=== What is needed ===
Check every line below for the string "image", and copy the lines that contain it.

------------------------------------------------------------------------

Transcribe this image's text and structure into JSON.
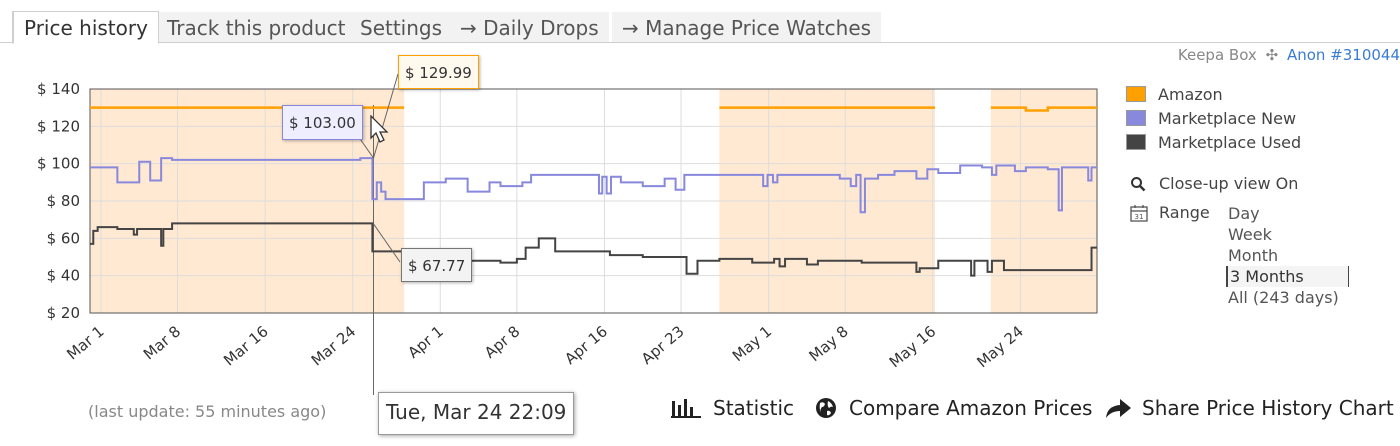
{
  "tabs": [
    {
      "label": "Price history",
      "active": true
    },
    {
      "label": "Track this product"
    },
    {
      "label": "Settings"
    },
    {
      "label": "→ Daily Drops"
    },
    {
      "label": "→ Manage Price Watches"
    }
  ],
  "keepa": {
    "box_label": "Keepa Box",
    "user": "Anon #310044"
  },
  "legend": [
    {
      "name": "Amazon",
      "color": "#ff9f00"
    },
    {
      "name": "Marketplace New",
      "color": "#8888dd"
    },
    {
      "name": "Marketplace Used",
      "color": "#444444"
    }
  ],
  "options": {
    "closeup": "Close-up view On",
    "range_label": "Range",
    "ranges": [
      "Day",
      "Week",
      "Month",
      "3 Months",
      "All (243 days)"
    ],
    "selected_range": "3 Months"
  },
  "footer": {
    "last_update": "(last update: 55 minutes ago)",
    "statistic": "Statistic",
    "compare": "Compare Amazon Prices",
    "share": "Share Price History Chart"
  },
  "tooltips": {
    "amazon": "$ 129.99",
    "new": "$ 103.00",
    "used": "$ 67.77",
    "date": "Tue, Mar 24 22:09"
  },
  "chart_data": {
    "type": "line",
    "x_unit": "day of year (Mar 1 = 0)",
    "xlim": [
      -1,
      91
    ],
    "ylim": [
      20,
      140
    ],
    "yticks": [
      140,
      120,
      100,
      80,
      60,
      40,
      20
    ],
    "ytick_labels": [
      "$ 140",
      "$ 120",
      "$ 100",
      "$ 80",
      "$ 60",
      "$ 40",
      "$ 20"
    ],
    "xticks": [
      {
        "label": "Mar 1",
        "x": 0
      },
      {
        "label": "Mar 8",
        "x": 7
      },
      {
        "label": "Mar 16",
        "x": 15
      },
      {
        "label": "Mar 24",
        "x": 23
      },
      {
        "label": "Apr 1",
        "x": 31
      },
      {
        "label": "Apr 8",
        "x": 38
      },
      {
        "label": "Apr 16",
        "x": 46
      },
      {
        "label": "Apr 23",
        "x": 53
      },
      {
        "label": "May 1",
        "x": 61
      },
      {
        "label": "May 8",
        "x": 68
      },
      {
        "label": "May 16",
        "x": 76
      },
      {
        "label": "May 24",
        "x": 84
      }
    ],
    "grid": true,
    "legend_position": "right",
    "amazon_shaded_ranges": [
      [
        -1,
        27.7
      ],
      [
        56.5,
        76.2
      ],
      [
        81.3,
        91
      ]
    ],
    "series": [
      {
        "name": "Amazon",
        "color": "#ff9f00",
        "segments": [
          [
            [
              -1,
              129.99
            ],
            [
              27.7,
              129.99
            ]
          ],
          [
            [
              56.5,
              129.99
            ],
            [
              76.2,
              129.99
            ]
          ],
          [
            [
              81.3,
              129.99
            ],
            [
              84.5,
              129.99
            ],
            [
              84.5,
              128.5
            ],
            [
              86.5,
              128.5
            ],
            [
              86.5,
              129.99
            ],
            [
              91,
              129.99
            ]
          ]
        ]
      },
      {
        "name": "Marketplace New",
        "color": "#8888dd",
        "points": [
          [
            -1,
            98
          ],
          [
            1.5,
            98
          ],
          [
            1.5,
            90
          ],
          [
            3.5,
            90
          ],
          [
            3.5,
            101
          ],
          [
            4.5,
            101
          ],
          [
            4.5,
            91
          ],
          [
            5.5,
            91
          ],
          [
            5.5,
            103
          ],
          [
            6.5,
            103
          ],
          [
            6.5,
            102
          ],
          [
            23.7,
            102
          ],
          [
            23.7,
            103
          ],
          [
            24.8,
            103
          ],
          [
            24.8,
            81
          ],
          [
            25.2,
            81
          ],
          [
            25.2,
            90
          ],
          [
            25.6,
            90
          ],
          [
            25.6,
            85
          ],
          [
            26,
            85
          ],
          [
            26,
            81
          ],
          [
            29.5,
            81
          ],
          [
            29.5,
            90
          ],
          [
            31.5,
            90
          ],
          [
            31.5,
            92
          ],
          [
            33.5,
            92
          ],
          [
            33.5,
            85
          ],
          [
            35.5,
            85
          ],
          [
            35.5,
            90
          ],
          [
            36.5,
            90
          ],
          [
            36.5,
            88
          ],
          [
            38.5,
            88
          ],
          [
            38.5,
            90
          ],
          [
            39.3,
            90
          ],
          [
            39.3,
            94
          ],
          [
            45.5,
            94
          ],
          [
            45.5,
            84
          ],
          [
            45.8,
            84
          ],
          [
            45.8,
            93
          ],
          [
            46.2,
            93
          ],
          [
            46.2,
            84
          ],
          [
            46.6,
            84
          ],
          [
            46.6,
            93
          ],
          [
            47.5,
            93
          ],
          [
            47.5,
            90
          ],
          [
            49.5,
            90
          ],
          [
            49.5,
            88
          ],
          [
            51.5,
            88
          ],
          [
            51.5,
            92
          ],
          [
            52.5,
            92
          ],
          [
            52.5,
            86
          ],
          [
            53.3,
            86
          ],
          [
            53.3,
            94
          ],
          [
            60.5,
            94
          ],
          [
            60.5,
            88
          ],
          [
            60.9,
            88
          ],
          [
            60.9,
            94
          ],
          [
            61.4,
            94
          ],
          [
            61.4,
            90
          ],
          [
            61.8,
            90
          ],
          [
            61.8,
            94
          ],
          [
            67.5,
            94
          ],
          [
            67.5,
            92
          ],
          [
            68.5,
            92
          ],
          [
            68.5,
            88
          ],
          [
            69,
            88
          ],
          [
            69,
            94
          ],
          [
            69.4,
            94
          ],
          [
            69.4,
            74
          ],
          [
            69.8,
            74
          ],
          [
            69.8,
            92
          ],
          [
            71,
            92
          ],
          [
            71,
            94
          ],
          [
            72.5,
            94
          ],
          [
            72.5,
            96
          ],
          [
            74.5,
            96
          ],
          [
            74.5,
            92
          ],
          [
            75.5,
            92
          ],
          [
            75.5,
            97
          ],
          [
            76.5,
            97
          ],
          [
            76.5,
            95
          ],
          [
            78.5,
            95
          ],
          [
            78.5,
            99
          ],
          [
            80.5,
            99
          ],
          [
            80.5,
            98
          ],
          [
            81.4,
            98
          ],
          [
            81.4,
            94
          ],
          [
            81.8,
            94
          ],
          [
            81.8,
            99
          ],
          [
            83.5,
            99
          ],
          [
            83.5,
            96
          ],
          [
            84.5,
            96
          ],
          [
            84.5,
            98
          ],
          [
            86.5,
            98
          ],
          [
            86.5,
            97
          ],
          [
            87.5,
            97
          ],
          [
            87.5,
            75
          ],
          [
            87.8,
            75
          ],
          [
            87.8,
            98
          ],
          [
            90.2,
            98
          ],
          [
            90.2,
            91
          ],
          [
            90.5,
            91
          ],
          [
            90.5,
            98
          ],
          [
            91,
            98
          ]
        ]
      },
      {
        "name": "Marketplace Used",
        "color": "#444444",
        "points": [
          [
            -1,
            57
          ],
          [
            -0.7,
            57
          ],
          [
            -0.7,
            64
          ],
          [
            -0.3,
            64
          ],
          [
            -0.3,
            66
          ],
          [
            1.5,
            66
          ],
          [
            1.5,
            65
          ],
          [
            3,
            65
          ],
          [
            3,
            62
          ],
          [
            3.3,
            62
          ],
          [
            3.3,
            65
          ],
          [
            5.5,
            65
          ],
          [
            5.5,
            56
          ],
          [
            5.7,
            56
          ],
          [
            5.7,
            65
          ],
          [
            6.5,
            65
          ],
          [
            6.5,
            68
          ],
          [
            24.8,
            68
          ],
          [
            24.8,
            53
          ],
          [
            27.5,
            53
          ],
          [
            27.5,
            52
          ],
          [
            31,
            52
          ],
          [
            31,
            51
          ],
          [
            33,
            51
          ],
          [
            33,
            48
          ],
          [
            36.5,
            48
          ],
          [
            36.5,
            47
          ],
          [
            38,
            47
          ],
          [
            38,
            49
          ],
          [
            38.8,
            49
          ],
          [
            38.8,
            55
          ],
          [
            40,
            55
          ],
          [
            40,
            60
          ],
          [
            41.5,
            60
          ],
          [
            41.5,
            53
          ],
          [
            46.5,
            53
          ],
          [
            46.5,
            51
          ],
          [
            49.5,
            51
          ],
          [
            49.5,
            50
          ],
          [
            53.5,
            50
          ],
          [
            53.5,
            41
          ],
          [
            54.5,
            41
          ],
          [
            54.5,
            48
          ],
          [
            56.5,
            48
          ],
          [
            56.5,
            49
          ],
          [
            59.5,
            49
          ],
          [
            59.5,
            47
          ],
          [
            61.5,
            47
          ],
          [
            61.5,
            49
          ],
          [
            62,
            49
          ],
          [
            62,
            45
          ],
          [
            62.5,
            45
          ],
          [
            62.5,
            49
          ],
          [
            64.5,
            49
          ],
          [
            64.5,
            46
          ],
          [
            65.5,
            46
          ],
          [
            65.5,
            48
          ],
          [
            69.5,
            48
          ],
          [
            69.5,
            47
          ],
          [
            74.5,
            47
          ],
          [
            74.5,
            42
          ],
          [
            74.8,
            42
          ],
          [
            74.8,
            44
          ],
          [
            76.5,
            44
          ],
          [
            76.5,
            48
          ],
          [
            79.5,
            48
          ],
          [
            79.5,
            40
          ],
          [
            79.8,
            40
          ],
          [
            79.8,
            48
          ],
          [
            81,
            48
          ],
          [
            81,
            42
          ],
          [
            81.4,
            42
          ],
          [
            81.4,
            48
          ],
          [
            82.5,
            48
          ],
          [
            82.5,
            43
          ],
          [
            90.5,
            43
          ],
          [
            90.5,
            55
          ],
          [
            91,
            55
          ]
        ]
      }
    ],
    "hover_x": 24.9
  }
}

------------------------------------------------------------------------

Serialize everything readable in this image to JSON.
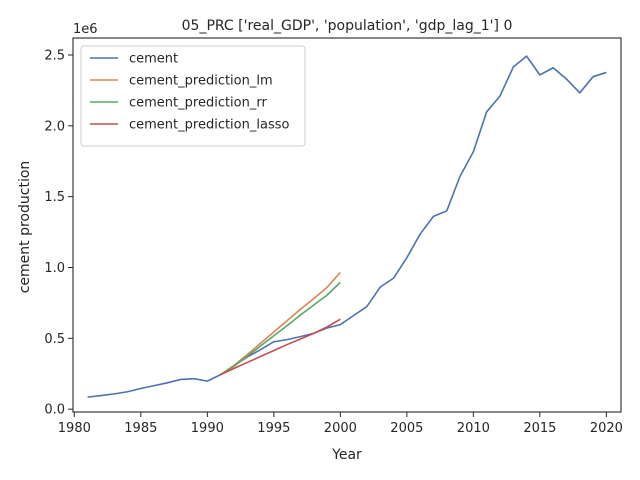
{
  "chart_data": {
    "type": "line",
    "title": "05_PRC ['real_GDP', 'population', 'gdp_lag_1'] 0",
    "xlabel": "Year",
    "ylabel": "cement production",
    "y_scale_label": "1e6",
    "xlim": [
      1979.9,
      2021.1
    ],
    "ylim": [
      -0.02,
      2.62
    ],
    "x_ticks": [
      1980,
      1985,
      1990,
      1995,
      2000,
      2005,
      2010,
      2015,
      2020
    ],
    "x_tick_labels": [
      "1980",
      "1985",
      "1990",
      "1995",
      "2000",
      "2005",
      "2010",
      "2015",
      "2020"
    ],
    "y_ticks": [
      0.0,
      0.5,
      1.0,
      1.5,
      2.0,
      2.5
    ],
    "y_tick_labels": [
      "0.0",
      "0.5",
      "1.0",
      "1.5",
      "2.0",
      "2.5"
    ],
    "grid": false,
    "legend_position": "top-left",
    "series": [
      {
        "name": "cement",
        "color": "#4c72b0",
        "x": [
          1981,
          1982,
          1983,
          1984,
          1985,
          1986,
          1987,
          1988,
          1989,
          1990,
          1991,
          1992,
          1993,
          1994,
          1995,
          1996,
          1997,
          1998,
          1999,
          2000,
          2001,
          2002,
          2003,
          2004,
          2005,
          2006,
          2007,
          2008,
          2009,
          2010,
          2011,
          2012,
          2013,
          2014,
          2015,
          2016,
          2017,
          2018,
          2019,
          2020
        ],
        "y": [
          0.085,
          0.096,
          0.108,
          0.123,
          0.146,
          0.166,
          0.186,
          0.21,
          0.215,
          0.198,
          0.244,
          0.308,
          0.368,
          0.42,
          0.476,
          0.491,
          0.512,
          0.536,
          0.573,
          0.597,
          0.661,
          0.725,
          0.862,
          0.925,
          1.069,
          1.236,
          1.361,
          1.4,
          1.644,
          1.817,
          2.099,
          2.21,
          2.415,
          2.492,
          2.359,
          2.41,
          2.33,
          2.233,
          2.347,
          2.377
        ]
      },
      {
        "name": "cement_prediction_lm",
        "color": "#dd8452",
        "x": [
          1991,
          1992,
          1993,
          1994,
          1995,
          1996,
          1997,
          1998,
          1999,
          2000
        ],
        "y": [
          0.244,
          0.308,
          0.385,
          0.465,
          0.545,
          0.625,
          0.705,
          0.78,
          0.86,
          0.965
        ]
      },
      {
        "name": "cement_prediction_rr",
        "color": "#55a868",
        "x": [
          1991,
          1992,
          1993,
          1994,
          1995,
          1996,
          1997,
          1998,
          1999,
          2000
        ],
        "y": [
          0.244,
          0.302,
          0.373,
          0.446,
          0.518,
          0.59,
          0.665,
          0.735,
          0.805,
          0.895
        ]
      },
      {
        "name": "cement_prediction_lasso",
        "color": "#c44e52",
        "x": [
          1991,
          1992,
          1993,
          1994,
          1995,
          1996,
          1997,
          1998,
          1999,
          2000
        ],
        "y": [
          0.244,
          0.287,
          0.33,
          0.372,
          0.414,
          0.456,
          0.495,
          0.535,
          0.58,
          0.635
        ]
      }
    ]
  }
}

------------------------------------------------------------------------

=== Completed task ===
Transcribe this image's text and structure into JSON.
Serialize everything readable in this image to JSON.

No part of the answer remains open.